Wherever the word "acid" shows up in the data, report the line it sits in.

Given data Start Marker

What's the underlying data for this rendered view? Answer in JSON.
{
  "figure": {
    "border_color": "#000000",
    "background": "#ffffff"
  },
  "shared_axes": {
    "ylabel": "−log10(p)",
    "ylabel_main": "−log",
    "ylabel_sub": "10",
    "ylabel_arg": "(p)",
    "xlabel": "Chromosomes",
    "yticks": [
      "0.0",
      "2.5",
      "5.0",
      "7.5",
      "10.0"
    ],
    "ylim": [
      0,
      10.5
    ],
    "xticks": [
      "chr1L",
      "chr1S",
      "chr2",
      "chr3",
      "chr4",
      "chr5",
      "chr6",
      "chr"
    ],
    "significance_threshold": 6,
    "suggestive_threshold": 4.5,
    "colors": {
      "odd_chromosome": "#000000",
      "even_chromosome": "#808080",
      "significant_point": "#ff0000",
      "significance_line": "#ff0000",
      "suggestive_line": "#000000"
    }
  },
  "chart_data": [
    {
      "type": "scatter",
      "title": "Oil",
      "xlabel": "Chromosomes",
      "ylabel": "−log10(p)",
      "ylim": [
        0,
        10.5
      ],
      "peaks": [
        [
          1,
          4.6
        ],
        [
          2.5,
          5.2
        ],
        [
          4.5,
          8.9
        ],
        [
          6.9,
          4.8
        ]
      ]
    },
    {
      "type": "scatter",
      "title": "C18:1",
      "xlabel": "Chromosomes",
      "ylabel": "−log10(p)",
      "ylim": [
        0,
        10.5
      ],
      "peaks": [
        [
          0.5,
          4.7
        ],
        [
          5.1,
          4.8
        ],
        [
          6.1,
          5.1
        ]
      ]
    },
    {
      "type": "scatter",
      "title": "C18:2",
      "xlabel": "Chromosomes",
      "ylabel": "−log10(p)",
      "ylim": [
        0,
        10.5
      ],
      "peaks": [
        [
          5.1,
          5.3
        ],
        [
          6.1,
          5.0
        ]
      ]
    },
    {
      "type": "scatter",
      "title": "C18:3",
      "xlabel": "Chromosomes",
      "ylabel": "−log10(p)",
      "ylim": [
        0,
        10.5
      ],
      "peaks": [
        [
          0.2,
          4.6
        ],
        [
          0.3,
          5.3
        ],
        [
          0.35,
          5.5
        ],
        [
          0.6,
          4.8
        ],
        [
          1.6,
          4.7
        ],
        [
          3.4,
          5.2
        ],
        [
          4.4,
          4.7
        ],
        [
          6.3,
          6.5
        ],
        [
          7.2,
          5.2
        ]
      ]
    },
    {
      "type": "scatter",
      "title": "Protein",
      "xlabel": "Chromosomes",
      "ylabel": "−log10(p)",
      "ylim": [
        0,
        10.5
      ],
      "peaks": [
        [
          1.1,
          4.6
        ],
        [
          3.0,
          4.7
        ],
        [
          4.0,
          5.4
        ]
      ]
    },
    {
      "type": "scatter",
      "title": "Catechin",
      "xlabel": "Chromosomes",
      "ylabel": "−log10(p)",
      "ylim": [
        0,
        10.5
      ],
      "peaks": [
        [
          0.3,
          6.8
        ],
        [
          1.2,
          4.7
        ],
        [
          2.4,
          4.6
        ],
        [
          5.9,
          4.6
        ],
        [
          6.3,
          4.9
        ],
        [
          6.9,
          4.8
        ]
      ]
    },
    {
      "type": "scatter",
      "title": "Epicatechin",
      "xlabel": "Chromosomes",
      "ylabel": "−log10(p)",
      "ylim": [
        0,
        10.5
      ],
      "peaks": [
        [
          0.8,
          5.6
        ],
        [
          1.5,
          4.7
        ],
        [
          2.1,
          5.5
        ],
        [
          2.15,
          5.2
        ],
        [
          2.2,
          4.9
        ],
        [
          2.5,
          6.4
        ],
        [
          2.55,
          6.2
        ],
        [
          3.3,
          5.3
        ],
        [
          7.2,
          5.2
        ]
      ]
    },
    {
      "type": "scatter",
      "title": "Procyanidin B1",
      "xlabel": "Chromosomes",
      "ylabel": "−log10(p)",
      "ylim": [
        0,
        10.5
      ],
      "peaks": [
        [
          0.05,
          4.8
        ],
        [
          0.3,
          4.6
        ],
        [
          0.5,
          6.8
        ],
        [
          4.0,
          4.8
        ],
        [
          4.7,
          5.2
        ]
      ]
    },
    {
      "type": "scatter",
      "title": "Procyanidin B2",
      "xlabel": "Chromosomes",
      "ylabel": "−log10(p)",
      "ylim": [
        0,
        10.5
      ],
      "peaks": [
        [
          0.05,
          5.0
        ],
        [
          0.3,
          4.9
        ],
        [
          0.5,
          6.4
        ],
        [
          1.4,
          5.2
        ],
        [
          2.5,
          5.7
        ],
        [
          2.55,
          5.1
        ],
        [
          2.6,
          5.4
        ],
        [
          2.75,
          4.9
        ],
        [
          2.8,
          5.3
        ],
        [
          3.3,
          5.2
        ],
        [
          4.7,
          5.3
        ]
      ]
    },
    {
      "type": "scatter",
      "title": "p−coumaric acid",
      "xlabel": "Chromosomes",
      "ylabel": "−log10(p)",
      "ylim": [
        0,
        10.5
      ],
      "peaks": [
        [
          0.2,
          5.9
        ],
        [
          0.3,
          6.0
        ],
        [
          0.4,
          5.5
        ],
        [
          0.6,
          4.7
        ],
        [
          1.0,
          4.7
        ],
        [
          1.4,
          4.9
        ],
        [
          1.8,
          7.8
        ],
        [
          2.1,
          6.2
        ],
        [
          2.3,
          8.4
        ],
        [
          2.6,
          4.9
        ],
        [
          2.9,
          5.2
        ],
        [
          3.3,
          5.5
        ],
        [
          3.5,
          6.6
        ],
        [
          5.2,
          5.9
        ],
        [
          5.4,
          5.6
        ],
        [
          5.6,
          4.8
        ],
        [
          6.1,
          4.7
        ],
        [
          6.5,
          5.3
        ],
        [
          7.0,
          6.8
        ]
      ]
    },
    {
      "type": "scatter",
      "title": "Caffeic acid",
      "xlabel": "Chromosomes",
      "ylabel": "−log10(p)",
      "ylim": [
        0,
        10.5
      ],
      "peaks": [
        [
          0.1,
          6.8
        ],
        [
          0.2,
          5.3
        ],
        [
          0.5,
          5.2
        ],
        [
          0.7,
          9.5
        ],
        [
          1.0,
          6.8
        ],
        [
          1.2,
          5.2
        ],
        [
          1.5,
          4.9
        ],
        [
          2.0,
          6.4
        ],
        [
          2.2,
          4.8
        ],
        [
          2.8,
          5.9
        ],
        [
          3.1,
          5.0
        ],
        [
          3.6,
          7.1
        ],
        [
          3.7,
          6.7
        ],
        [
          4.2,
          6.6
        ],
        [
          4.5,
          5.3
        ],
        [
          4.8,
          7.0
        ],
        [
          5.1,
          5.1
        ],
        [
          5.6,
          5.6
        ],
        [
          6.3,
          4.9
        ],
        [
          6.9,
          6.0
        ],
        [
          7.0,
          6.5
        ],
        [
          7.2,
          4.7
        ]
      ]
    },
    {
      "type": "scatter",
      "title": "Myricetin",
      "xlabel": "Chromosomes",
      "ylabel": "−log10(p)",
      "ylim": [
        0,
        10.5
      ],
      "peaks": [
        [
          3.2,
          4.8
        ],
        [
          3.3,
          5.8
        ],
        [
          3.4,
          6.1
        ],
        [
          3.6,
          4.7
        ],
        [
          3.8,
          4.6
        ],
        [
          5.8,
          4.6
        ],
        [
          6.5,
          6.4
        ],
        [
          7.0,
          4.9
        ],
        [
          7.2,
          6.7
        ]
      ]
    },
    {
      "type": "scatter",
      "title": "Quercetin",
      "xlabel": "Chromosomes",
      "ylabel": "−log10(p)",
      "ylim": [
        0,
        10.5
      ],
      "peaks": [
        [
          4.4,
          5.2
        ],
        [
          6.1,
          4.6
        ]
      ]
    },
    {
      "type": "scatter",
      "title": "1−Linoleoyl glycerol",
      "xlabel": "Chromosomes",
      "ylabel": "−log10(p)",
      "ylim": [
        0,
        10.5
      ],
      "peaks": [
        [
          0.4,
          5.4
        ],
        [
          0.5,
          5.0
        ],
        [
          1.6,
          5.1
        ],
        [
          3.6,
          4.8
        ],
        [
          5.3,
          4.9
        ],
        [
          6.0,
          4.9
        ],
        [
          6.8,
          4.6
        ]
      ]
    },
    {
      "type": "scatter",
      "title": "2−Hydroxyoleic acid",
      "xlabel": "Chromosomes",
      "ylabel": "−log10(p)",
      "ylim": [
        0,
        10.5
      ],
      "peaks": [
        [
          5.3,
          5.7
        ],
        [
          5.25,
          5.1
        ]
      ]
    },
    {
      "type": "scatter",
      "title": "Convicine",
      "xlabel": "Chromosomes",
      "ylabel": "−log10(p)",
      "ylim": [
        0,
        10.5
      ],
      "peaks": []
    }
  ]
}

Given data End Marker

§ **Solution for this exercise**:
      "title": "p−coumaric acid",
      "title": "Caffeic acid",
      "title": "2−Hydroxyoleic acid",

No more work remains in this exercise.